Start Record extracts

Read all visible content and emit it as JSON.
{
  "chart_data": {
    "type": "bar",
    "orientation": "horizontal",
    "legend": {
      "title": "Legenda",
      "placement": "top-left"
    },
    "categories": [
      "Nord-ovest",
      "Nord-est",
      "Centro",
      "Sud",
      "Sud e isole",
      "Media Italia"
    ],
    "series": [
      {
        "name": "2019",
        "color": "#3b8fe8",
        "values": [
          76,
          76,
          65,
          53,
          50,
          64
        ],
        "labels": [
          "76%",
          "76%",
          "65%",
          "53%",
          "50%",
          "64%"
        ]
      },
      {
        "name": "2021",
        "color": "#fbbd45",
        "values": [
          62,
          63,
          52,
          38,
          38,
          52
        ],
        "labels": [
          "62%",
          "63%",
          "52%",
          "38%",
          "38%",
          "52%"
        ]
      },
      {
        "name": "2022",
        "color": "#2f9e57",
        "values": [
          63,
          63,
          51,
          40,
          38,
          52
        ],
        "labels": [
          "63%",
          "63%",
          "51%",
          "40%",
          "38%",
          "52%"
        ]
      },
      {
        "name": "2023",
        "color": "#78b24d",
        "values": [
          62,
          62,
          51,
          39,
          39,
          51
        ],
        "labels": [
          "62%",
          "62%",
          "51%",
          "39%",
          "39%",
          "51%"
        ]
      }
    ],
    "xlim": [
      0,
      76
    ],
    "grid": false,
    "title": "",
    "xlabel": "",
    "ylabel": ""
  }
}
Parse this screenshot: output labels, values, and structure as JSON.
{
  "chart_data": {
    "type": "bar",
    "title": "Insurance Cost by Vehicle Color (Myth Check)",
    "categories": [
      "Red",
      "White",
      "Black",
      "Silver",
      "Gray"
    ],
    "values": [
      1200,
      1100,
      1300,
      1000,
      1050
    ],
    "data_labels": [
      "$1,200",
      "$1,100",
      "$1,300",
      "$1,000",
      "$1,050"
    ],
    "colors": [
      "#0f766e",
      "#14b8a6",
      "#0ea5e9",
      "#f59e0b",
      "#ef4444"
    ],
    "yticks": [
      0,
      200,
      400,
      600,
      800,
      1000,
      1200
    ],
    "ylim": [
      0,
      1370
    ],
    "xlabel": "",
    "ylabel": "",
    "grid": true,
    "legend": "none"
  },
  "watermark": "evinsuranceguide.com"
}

End Record extracts
Start Record extracts

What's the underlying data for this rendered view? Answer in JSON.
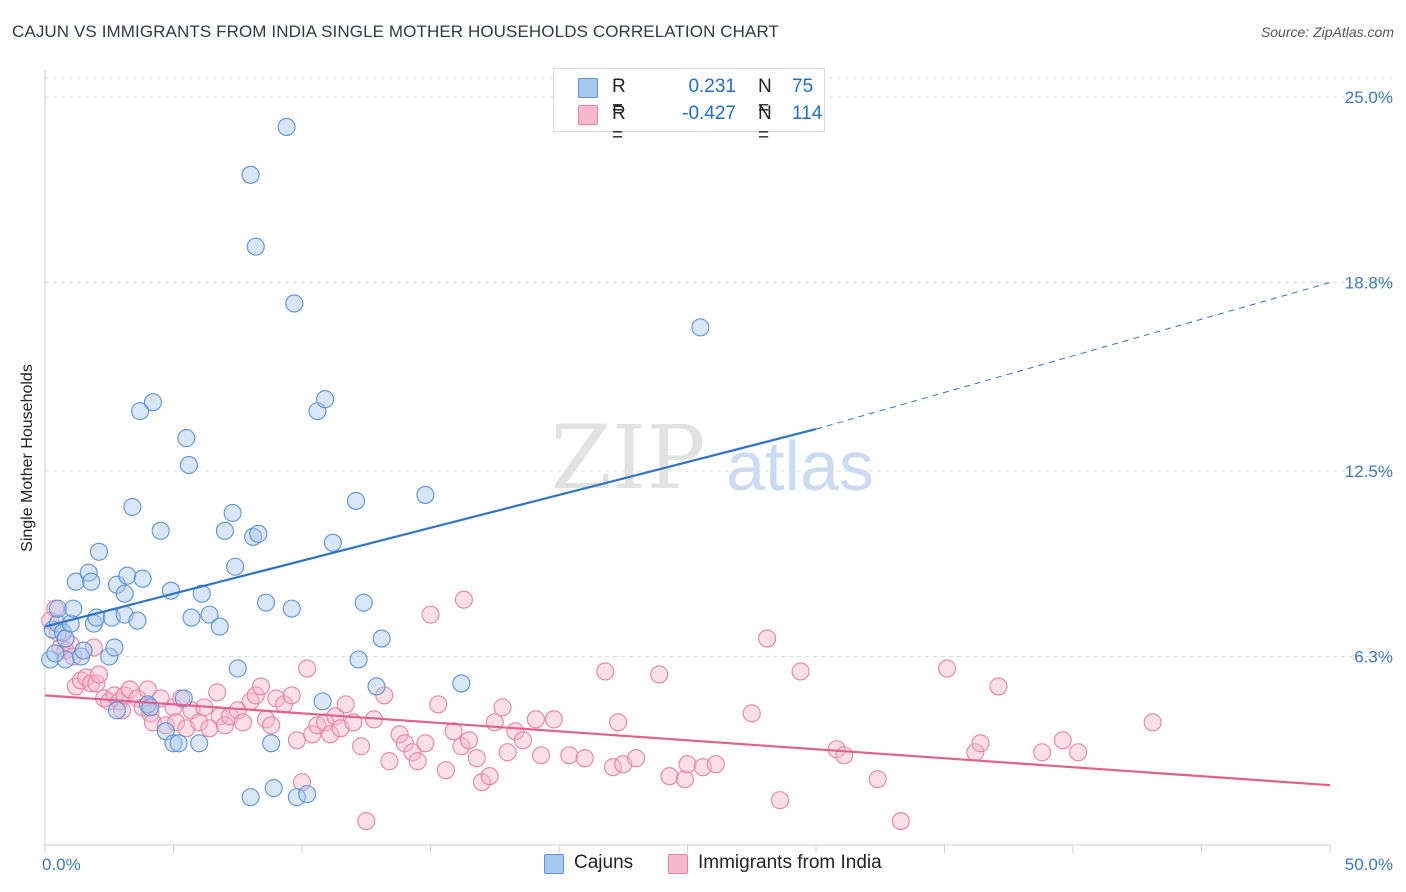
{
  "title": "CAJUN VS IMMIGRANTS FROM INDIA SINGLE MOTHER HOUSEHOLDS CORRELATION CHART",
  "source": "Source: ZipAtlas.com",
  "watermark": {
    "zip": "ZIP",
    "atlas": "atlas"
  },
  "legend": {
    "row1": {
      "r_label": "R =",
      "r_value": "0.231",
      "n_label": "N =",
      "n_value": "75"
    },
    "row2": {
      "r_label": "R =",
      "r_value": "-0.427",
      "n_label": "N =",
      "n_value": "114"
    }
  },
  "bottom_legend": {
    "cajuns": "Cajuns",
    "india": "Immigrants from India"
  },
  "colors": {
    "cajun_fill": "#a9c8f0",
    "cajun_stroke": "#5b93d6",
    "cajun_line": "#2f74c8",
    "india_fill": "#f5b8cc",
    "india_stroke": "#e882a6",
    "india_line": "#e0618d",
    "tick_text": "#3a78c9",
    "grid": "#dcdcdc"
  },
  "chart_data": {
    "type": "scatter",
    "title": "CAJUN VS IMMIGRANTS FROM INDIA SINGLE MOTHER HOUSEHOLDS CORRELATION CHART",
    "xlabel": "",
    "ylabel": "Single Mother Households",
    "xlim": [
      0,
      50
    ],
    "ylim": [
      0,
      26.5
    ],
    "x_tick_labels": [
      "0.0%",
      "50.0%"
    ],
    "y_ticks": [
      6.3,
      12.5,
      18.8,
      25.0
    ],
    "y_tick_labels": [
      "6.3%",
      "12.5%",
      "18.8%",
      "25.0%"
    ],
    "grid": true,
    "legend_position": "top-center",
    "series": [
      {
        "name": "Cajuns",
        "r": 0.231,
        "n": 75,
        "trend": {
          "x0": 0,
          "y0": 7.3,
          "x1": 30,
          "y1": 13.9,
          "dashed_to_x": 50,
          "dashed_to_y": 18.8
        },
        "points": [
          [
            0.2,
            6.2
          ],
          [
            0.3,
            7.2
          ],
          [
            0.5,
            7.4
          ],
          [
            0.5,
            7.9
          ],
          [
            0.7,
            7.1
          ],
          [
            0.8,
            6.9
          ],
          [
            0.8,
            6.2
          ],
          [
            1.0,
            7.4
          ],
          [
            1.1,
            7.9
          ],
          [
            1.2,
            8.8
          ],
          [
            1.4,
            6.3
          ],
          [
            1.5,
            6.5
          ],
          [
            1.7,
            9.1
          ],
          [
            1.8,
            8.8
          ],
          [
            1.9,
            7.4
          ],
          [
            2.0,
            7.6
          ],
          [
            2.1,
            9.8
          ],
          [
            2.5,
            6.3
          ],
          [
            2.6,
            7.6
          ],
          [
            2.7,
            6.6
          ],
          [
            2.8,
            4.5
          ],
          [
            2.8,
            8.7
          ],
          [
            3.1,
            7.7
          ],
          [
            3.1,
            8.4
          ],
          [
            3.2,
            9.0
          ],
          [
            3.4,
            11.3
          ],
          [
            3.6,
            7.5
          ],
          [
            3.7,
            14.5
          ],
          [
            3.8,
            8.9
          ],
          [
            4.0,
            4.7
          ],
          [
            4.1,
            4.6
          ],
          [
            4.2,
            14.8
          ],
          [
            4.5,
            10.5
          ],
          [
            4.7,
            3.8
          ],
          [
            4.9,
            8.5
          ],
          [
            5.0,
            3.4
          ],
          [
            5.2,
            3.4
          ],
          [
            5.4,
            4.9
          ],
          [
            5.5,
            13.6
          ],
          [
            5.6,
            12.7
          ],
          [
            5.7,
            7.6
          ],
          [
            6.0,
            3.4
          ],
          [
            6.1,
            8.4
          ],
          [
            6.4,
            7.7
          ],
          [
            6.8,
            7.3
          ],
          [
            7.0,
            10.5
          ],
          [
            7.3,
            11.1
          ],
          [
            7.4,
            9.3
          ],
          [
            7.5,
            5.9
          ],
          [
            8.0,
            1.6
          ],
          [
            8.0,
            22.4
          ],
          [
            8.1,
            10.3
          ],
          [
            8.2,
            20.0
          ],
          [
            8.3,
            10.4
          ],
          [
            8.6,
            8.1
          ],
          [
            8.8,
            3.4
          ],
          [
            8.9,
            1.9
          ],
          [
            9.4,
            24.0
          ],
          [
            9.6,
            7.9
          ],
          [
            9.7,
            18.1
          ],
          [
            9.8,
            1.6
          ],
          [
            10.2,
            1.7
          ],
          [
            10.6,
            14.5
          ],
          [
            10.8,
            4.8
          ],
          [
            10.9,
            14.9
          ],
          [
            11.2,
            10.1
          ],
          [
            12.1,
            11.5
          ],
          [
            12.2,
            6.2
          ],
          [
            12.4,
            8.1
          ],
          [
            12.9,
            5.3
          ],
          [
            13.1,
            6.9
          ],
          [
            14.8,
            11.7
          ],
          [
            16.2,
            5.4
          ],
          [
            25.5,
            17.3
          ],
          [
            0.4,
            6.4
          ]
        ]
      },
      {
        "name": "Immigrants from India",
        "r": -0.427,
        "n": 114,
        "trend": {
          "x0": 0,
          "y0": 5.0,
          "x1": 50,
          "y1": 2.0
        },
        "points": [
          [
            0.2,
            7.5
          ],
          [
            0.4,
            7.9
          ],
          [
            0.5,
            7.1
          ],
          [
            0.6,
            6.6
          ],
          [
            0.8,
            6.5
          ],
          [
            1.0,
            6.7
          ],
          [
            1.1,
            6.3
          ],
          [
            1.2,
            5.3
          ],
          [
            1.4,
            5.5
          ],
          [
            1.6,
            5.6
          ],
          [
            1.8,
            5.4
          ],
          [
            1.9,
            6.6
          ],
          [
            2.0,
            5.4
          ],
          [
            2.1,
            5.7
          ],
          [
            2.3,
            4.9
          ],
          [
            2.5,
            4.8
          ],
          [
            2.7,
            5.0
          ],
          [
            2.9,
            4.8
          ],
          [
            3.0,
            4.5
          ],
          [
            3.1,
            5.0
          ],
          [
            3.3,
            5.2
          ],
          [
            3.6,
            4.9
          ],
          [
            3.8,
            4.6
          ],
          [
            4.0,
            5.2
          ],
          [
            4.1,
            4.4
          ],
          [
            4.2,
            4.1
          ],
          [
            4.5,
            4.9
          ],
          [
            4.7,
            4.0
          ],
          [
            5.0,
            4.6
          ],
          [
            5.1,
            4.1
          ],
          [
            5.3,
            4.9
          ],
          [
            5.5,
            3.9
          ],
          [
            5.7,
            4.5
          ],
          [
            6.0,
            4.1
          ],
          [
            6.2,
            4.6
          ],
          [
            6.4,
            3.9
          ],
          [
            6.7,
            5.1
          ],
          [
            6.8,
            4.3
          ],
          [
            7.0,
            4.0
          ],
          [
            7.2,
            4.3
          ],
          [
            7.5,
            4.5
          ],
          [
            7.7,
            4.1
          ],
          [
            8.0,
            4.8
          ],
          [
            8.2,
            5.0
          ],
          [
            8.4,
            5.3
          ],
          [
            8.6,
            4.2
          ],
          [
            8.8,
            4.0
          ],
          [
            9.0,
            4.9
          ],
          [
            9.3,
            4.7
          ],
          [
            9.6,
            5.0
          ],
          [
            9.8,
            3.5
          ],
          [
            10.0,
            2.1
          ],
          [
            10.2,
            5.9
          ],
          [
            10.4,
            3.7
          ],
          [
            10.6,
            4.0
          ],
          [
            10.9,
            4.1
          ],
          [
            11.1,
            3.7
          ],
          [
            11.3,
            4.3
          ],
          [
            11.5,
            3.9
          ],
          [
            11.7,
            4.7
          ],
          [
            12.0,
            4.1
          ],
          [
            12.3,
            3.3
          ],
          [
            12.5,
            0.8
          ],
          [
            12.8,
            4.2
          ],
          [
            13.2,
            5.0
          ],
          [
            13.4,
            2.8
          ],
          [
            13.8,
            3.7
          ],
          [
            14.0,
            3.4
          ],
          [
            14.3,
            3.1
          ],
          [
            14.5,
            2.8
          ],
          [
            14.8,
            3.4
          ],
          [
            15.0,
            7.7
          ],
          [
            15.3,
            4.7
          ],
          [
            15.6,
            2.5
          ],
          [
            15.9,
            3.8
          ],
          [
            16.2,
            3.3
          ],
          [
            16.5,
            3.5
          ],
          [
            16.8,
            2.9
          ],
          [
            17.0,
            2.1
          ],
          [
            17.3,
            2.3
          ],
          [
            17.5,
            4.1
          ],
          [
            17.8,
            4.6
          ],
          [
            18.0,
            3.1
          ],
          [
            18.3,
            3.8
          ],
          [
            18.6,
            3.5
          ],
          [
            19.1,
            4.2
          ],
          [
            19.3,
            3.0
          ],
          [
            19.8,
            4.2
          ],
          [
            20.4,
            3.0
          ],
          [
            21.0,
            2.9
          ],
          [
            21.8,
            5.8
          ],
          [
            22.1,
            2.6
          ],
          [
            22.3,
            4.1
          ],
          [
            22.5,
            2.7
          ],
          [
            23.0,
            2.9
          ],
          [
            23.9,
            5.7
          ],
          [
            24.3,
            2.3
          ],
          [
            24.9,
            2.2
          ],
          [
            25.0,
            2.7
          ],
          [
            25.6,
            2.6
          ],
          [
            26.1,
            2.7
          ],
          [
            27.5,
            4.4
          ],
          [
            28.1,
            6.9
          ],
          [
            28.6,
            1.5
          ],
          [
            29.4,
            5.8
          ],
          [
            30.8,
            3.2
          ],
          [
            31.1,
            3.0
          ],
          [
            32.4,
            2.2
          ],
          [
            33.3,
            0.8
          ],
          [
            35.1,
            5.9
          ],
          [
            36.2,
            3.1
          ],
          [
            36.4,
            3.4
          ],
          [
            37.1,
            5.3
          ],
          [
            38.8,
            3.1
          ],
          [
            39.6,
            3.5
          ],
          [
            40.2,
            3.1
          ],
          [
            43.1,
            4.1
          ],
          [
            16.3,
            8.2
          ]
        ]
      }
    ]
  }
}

End Record extracts

=== Work instructions ===
All lines in the data that contain the word "CORRELATION" should be copied.

=== Response to this exercise ===
  "title": "CAJUN VS IMMIGRANTS FROM INDIA SINGLE MOTHER HOUSEHOLDS CORRELATION CHART",
    "title": "CAJUN VS IMMIGRANTS FROM INDIA SINGLE MOTHER HOUSEHOLDS CORRELATION CHART",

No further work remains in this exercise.